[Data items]
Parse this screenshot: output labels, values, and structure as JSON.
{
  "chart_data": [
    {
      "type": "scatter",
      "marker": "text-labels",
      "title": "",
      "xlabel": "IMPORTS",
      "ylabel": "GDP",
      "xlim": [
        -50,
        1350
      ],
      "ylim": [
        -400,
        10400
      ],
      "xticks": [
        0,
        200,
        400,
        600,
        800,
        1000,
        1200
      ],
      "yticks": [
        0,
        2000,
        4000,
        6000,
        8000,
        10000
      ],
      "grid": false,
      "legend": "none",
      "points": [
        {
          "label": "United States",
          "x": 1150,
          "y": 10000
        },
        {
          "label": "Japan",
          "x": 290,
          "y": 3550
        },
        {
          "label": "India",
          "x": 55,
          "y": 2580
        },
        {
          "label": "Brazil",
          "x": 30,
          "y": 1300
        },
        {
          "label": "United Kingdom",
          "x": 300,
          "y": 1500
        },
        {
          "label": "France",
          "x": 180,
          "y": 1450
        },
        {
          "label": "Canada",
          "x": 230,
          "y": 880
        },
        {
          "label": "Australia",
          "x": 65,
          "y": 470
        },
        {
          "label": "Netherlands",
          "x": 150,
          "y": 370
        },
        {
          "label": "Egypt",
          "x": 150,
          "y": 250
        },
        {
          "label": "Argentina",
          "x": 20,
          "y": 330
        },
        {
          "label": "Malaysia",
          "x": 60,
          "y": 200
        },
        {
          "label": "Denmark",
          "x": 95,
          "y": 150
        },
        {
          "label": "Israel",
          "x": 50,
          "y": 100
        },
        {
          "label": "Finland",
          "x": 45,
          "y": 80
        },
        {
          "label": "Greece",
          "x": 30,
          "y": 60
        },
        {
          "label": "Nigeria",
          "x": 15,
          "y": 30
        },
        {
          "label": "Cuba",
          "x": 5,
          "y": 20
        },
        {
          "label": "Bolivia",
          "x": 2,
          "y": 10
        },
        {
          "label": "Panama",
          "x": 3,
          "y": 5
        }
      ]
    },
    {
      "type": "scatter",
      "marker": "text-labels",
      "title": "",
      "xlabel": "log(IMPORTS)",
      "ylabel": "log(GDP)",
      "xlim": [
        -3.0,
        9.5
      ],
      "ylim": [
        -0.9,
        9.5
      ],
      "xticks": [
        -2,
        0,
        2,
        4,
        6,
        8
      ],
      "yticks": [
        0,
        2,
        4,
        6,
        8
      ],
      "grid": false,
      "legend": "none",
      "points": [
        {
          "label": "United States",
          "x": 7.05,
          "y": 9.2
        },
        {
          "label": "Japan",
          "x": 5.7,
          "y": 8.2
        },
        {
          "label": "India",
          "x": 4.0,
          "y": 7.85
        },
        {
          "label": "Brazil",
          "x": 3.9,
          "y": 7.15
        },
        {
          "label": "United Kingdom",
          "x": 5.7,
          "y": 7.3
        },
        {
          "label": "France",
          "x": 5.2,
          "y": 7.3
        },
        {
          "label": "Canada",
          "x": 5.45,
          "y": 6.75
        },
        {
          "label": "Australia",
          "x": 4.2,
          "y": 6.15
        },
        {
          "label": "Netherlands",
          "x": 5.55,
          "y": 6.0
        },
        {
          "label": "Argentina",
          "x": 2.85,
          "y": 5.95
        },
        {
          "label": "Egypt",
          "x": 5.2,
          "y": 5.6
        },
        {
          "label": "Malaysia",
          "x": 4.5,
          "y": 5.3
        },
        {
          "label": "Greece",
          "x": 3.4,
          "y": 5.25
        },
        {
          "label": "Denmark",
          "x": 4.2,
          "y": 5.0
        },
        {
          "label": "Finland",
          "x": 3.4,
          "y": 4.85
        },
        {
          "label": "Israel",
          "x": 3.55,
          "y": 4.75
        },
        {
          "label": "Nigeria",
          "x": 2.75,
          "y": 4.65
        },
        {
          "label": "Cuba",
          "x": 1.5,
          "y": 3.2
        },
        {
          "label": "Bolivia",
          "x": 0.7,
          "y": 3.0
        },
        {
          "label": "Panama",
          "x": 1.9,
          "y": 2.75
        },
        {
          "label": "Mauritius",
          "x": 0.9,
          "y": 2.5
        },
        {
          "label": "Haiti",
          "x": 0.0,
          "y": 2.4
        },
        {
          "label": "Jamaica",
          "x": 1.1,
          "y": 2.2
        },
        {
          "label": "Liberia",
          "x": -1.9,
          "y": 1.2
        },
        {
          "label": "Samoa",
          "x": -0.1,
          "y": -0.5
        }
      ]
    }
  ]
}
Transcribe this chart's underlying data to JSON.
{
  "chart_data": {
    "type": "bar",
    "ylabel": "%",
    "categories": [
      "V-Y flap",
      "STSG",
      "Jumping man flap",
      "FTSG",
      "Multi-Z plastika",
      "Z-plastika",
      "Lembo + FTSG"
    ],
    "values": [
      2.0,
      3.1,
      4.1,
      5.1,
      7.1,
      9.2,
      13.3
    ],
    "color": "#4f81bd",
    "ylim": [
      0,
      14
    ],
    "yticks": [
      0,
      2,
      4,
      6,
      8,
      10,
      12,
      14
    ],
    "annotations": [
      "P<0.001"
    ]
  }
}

What you should do. The whole listing above needs to be written out again exactly.

Finished task.
Parse this screenshot: output labels, values, and structure as JSON.
{
  "chart_data": [
    {
      "type": "scatter",
      "marker": "text-labels",
      "title": "",
      "xlabel": "IMPORTS",
      "ylabel": "GDP",
      "xlim": [
        -50,
        1350
      ],
      "ylim": [
        -400,
        10400
      ],
      "xticks": [
        0,
        200,
        400,
        600,
        800,
        1000,
        1200
      ],
      "yticks": [
        0,
        2000,
        4000,
        6000,
        8000,
        10000
      ],
      "grid": false,
      "legend": "none",
      "points": [
        {
          "label": "United States",
          "x": 1150,
          "y": 10000
        },
        {
          "label": "Japan",
          "x": 290,
          "y": 3550
        },
        {
          "label": "India",
          "x": 55,
          "y": 2580
        },
        {
          "label": "Brazil",
          "x": 30,
          "y": 1300
        },
        {
          "label": "United Kingdom",
          "x": 300,
          "y": 1500
        },
        {
          "label": "France",
          "x": 180,
          "y": 1450
        },
        {
          "label": "Canada",
          "x": 230,
          "y": 880
        },
        {
          "label": "Australia",
          "x": 65,
          "y": 470
        },
        {
          "label": "Netherlands",
          "x": 150,
          "y": 370
        },
        {
          "label": "Egypt",
          "x": 150,
          "y": 250
        },
        {
          "label": "Argentina",
          "x": 20,
          "y": 330
        },
        {
          "label": "Malaysia",
          "x": 60,
          "y": 200
        },
        {
          "label": "Denmark",
          "x": 95,
          "y": 150
        },
        {
          "label": "Israel",
          "x": 50,
          "y": 100
        },
        {
          "label": "Finland",
          "x": 45,
          "y": 80
        },
        {
          "label": "Greece",
          "x": 30,
          "y": 60
        },
        {
          "label": "Nigeria",
          "x": 15,
          "y": 30
        },
        {
          "label": "Cuba",
          "x": 5,
          "y": 20
        },
        {
          "label": "Bolivia",
          "x": 2,
          "y": 10
        },
        {
          "label": "Panama",
          "x": 3,
          "y": 5
        }
      ]
    },
    {
      "type": "scatter",
      "marker": "text-labels",
      "title": "",
      "xlabel": "log(IMPORTS)",
      "ylabel": "log(GDP)",
      "xlim": [
        -3.0,
        9.5
      ],
      "ylim": [
        -0.9,
        9.5
      ],
      "xticks": [
        -2,
        0,
        2,
        4,
        6,
        8
      ],
      "yticks": [
        0,
        2,
        4,
        6,
        8
      ],
      "grid": false,
      "legend": "none",
      "points": [
        {
          "label": "United States",
          "x": 7.05,
          "y": 9.2
        },
        {
          "label": "Japan",
          "x": 5.7,
          "y": 8.2
        },
        {
          "label": "India",
          "x": 4.0,
          "y": 7.85
        },
        {
          "label": "Brazil",
          "x": 3.9,
          "y": 7.15
        },
        {
          "label": "United Kingdom",
          "x": 5.7,
          "y": 7.3
        },
        {
          "label": "France",
          "x": 5.2,
          "y": 7.3
        },
        {
          "label": "Canada",
          "x": 5.45,
          "y": 6.75
        },
        {
          "label": "Australia",
          "x": 4.2,
          "y": 6.15
        },
        {
          "label": "Netherlands",
          "x": 5.55,
          "y": 6.0
        },
        {
          "label": "Argentina",
          "x": 2.85,
          "y": 5.95
        },
        {
          "label": "Egypt",
          "x": 5.2,
          "y": 5.6
        },
        {
          "label": "Malaysia",
          "x": 4.5,
          "y": 5.3
        },
        {
          "label": "Greece",
          "x": 3.4,
          "y": 5.25
        },
        {
          "label": "Denmark",
          "x": 4.2,
          "y": 5.0
        },
        {
          "label": "Finland",
          "x": 3.4,
          "y": 4.85
        },
        {
          "label": "Israel",
          "x": 3.55,
          "y": 4.75
        },
        {
          "label": "Nigeria",
          "x": 2.75,
          "y": 4.65
        },
        {
          "label": "Cuba",
          "x": 1.5,
          "y": 3.2
        },
        {
          "label": "Bolivia",
          "x": 0.7,
          "y": 3.0
        },
        {
          "label": "Panama",
          "x": 1.9,
          "y": 2.75
        },
        {
          "label": "Mauritius",
          "x": 0.9,
          "y": 2.5
        },
        {
          "label": "Haiti",
          "x": 0.0,
          "y": 2.4
        },
        {
          "label": "Jamaica",
          "x": 1.1,
          "y": 2.2
        },
        {
          "label": "Liberia",
          "x": -1.9,
          "y": 1.2
        },
        {
          "label": "Samoa",
          "x": -0.1,
          "y": -0.5
        }
      ]
    }
  ]
}
Transcribe this chart's underlying data to JSON.
{
  "chart_data": {
    "type": "bar",
    "ylabel": "%",
    "categories": [
      "V-Y flap",
      "STSG",
      "Jumping man flap",
      "FTSG",
      "Multi-Z plastika",
      "Z-plastika",
      "Lembo + FTSG"
    ],
    "values": [
      2.0,
      3.1,
      4.1,
      5.1,
      7.1,
      9.2,
      13.3
    ],
    "color": "#4f81bd",
    "ylim": [
      0,
      14
    ],
    "yticks": [
      0,
      2,
      4,
      6,
      8,
      10,
      12,
      14
    ],
    "annotations": [
      "P<0.001"
    ]
  }
}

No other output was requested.